#### [Your instructions]
From the listing below, copy every line with the word "JSON".

[Stored items from a collection]

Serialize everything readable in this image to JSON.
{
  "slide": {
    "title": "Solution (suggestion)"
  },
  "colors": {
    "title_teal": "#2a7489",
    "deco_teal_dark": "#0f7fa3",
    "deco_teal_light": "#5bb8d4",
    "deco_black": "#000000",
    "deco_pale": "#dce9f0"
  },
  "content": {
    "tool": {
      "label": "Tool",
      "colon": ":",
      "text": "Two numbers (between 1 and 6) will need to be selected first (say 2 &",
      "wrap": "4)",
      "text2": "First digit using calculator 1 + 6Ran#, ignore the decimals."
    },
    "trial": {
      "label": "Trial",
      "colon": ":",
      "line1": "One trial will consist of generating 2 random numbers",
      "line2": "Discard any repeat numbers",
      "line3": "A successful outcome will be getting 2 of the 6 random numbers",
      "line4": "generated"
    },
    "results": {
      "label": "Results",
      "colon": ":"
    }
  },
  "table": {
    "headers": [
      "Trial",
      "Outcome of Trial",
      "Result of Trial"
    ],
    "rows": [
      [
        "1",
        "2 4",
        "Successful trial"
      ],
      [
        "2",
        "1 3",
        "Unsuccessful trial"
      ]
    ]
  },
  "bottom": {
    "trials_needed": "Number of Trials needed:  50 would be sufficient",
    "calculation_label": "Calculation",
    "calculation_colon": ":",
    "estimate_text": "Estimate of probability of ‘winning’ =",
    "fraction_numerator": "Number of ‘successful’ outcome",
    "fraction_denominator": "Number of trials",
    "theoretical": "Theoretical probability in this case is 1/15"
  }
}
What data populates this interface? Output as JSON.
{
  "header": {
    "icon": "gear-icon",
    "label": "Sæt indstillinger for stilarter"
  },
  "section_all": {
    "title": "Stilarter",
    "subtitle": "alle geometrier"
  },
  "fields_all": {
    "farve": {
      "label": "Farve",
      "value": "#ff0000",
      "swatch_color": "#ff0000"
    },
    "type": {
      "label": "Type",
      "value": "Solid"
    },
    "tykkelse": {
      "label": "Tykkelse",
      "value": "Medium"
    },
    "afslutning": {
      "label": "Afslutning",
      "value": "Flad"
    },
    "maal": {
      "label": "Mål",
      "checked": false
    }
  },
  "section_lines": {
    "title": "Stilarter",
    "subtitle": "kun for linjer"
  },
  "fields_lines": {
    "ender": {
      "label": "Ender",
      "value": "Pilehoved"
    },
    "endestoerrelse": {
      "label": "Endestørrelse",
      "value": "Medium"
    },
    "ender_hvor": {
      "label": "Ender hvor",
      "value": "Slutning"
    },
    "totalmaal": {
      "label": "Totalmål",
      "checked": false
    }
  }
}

#### [Response to the exercise]
Serialize everything readable in this image to JSON.
What data populates this interface? Output as JSON.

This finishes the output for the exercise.